- Required work:
A line counts if it contains the string "MATH"; say how many such lines there are, giving only the number.

- Given records:
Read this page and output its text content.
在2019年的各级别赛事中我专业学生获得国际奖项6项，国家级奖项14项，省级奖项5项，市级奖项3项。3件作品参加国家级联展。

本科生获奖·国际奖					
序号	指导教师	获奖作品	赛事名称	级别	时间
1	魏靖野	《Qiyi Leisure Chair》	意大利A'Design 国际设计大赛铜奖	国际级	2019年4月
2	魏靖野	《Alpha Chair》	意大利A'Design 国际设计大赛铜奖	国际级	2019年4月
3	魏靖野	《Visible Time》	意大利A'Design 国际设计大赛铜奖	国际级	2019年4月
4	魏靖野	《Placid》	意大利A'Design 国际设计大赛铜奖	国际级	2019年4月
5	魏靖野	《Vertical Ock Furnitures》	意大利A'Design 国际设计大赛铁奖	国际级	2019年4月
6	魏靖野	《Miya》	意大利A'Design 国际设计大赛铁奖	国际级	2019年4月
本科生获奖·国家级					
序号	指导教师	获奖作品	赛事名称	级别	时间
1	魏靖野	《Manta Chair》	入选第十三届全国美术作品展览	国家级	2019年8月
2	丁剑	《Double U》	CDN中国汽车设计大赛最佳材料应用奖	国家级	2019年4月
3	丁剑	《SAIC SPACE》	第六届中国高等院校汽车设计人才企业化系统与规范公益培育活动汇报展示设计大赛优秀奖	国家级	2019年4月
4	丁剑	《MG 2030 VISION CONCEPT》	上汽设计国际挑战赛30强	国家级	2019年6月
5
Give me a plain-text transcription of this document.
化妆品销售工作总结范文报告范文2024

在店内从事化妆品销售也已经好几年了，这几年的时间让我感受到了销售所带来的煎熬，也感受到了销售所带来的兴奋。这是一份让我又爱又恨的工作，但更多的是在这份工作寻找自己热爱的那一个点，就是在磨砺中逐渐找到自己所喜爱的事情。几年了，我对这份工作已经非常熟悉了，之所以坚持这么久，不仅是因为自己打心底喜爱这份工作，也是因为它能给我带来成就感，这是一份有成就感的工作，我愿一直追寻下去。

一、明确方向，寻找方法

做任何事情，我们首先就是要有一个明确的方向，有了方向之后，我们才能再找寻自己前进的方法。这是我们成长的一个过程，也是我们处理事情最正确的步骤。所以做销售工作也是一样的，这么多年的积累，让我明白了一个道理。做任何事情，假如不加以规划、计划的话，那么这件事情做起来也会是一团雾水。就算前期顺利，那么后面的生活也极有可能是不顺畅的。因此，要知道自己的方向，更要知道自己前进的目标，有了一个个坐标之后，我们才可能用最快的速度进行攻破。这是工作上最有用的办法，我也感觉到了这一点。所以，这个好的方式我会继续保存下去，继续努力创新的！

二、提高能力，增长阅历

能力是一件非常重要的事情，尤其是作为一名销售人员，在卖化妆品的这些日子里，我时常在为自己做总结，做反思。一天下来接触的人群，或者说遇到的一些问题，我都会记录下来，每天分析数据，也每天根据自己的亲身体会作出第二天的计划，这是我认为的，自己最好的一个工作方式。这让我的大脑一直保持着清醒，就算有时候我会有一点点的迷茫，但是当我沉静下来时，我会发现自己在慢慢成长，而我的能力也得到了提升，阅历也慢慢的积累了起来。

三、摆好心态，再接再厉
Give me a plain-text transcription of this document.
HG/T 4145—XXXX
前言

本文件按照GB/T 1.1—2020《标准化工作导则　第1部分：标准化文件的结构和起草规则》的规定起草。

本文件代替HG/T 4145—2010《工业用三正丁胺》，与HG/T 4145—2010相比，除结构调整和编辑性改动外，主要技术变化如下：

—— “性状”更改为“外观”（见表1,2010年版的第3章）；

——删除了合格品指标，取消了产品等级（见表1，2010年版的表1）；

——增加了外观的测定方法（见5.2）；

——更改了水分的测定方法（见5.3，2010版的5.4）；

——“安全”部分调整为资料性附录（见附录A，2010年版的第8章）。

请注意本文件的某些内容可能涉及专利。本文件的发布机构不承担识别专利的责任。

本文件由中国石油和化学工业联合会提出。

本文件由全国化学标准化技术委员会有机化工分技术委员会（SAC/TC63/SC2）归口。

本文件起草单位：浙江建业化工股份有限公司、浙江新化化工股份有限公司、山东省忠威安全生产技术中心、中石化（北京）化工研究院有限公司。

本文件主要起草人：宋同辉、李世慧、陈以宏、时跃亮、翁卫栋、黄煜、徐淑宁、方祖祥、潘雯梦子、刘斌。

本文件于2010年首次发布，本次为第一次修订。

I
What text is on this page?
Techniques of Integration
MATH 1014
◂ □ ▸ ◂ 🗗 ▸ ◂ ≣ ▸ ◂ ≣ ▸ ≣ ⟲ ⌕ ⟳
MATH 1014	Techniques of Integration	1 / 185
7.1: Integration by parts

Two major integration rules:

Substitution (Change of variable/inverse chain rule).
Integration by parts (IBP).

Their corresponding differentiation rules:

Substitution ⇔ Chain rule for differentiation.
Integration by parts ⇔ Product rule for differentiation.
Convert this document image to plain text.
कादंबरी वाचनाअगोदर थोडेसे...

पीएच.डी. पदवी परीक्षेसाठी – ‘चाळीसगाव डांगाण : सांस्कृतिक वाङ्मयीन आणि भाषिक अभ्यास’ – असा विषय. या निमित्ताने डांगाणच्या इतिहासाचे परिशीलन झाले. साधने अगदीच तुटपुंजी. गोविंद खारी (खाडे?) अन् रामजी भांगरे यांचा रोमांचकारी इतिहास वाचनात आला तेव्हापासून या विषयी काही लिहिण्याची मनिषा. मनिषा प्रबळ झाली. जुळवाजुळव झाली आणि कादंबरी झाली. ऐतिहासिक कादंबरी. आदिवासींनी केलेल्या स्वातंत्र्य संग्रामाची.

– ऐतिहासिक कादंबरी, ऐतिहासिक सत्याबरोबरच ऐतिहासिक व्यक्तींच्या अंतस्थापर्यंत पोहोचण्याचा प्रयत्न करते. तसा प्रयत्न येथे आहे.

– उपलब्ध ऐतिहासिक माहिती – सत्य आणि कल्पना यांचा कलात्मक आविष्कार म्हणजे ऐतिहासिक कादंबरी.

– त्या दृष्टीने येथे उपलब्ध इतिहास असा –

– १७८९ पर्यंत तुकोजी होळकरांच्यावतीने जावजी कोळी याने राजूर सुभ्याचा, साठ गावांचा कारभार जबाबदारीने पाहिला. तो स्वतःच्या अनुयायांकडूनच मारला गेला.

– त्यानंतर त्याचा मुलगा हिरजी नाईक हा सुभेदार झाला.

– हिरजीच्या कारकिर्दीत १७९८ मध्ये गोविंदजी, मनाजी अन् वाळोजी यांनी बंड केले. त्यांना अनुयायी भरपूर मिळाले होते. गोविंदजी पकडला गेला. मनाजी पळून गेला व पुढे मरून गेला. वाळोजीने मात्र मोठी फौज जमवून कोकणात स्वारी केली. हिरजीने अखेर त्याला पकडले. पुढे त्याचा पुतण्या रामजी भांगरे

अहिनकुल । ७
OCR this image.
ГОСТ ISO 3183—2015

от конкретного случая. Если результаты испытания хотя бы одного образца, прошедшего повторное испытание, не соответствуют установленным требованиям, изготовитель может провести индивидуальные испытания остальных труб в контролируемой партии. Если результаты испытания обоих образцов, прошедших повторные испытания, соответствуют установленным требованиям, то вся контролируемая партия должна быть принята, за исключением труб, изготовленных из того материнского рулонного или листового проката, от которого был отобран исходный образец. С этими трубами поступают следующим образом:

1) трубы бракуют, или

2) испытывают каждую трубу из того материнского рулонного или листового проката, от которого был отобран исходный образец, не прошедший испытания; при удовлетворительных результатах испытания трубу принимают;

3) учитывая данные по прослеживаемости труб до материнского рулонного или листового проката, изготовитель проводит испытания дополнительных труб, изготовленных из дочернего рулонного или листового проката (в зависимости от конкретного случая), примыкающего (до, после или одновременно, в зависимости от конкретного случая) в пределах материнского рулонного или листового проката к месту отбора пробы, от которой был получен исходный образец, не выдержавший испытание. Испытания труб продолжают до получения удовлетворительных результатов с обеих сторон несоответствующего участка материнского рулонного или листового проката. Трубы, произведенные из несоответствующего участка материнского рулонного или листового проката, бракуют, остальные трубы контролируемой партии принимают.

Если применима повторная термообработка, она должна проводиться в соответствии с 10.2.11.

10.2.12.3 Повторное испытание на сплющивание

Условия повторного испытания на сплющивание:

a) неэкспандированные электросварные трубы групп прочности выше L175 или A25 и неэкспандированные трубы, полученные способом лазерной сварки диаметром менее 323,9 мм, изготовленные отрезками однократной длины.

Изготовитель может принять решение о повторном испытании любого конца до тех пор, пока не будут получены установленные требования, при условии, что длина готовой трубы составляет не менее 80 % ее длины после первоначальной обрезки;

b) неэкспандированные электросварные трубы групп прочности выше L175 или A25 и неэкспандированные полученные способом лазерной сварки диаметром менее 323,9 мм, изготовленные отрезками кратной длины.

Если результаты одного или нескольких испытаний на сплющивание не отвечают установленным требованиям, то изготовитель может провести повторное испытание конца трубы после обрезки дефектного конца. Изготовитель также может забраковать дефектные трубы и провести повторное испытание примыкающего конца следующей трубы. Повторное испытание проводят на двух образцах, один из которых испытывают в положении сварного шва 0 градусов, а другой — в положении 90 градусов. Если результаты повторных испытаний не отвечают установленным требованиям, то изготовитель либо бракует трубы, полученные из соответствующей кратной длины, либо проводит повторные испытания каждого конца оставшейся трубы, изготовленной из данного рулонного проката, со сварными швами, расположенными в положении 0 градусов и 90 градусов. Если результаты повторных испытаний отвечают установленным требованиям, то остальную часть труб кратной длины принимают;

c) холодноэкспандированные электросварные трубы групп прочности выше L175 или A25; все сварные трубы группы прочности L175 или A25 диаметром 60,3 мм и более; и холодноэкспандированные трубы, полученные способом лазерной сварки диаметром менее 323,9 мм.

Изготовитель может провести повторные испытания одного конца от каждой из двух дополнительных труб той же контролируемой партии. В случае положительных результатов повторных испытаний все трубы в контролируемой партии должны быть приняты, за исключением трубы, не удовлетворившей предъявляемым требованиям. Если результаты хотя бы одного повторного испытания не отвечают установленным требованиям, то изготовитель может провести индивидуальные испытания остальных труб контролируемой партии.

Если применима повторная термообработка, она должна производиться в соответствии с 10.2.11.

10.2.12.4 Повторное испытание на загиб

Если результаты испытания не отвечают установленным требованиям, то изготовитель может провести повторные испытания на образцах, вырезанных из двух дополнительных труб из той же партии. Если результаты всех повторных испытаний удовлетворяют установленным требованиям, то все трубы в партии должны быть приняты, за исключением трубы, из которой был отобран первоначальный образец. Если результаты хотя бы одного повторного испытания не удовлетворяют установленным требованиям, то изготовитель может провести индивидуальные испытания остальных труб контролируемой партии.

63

- Output of the task:
2